**TASK INSTRUCTIONS:** Among the lines of these entries, how many hold the word "this"? State only the number.

[Records about charts and figures]
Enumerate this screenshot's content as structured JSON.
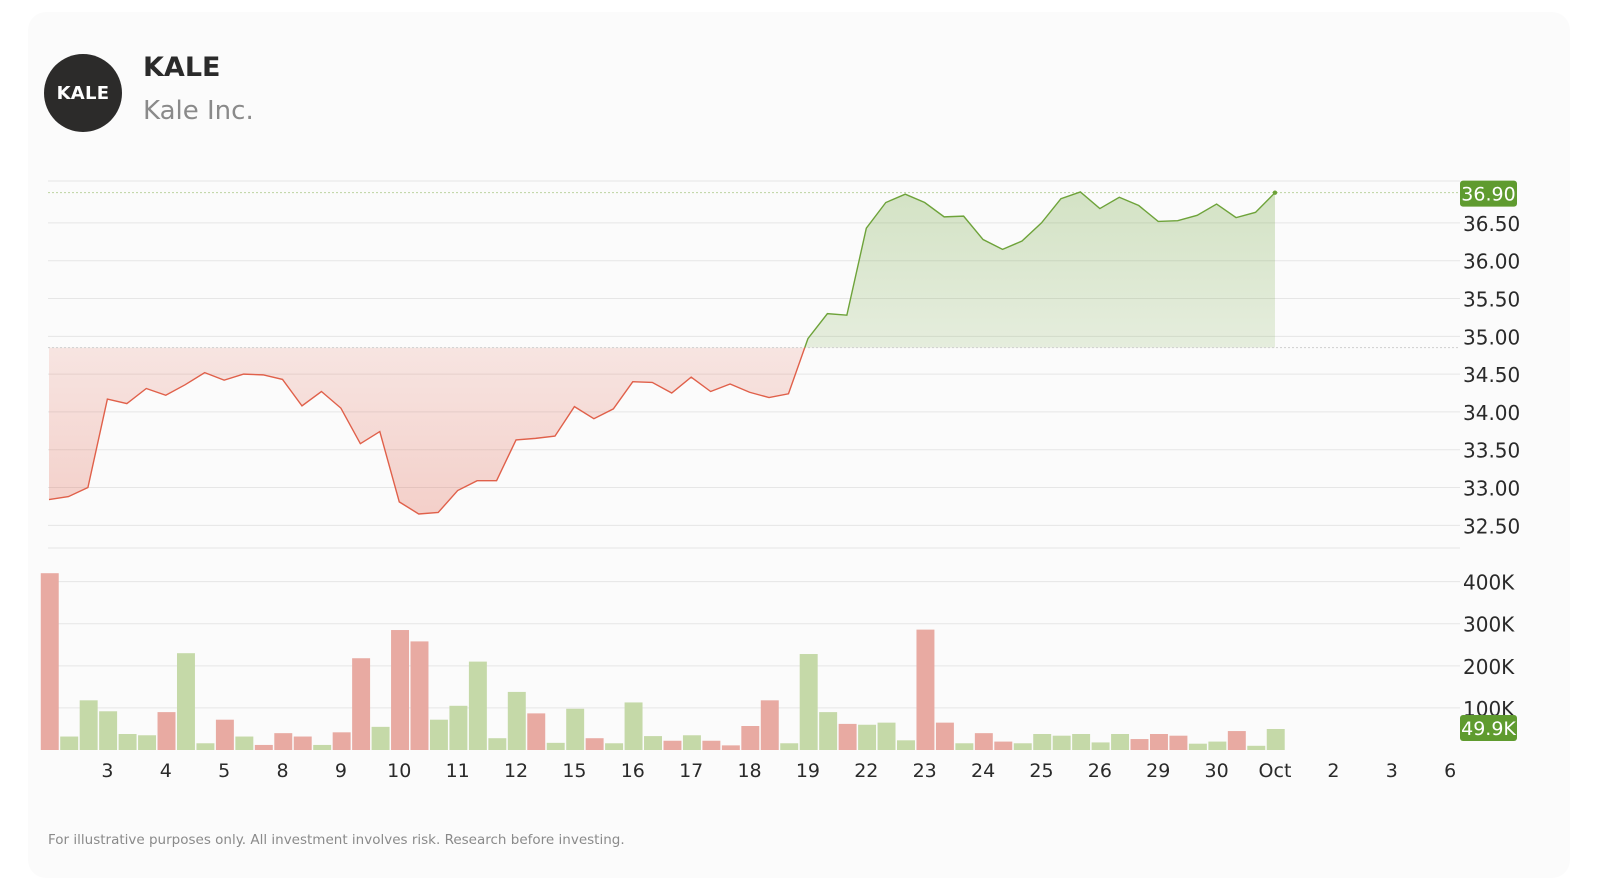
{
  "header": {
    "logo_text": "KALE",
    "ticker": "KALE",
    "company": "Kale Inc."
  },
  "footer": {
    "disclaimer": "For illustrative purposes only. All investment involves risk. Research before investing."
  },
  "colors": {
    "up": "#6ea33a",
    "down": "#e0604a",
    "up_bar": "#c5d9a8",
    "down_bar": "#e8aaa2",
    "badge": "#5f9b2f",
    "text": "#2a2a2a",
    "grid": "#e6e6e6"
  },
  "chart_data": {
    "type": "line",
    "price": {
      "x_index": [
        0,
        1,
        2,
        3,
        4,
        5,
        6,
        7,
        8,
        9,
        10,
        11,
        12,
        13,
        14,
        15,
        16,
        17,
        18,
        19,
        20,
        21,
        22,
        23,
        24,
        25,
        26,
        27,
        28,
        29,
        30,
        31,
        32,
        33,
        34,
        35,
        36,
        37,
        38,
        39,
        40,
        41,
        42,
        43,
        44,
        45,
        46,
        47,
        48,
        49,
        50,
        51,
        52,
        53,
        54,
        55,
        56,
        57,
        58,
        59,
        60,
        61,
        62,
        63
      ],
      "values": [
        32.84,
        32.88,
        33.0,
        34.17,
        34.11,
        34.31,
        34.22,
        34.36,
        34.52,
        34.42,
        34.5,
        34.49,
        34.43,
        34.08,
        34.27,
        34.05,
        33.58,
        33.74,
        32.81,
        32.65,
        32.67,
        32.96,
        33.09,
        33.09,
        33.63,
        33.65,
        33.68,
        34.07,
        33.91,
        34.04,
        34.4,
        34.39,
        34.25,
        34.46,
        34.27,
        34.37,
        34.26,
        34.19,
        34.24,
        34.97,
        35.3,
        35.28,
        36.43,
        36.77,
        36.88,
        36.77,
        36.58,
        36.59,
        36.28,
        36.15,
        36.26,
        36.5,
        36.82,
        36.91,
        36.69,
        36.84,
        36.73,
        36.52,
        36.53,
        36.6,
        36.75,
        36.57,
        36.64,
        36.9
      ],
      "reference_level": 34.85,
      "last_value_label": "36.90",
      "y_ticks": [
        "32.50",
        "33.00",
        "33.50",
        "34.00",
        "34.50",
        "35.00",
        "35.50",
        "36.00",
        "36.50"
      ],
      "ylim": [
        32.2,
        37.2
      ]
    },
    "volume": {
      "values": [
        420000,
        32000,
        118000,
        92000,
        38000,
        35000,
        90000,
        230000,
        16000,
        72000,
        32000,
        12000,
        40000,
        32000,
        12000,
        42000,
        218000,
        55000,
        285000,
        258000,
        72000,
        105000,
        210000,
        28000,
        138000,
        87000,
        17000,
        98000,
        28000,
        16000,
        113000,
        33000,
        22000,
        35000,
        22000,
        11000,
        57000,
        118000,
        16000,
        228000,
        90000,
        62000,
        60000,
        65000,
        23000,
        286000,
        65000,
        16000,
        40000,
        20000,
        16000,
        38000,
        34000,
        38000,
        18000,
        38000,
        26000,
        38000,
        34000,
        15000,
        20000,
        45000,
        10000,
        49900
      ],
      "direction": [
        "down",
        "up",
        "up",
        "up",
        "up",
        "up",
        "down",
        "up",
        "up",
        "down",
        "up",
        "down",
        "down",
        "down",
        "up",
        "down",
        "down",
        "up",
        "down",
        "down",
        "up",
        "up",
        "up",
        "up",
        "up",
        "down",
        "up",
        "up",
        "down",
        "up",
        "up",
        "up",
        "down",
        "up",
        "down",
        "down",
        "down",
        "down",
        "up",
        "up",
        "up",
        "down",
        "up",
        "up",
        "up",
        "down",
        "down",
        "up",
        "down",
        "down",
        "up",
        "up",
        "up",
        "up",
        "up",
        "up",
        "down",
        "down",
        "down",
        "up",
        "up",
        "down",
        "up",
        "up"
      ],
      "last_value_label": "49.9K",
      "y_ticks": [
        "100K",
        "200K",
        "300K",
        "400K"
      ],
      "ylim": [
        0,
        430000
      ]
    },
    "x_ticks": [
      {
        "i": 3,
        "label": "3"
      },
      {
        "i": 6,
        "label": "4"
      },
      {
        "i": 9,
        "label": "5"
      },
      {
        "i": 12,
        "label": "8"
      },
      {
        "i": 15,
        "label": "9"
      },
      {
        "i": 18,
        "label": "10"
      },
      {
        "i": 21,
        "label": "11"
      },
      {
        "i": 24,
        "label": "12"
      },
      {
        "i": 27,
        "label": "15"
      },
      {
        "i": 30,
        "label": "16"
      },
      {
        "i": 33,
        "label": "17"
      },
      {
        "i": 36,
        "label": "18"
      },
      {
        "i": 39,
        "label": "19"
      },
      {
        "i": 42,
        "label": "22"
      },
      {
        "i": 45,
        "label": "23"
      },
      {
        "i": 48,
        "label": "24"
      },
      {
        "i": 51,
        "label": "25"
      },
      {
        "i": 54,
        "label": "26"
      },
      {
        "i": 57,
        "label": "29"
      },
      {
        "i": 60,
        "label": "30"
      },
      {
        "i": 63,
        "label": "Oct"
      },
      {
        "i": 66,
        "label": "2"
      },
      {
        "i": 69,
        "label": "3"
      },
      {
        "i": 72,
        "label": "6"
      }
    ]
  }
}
--
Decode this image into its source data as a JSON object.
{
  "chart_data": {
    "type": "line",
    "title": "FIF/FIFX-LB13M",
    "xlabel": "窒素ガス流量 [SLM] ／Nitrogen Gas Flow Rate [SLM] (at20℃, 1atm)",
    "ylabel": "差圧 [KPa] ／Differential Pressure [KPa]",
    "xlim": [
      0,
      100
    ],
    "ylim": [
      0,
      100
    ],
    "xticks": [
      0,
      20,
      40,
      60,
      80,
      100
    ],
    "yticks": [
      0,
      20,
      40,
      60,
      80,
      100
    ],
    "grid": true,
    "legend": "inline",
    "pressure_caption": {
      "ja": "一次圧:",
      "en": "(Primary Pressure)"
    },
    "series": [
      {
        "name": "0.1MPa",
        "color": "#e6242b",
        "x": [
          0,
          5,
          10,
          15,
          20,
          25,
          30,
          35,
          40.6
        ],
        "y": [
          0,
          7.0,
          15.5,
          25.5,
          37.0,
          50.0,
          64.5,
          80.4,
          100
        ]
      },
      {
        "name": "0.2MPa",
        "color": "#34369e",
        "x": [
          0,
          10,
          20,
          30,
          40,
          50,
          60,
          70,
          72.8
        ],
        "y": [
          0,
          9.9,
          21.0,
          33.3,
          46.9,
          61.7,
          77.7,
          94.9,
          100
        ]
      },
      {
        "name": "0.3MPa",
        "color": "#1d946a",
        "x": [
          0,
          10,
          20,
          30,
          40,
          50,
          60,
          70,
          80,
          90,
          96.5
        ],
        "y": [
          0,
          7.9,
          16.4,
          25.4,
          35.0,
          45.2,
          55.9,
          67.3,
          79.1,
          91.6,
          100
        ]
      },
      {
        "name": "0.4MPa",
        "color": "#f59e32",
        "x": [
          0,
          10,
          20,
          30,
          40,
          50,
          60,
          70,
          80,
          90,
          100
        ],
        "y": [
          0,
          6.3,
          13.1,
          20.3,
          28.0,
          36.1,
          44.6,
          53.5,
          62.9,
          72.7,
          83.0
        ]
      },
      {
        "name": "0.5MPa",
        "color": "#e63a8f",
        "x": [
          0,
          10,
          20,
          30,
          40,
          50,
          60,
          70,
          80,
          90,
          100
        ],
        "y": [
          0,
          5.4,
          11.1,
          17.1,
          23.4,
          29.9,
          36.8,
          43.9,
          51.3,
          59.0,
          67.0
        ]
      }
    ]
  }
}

**WRITTEN SOLUTION:** 2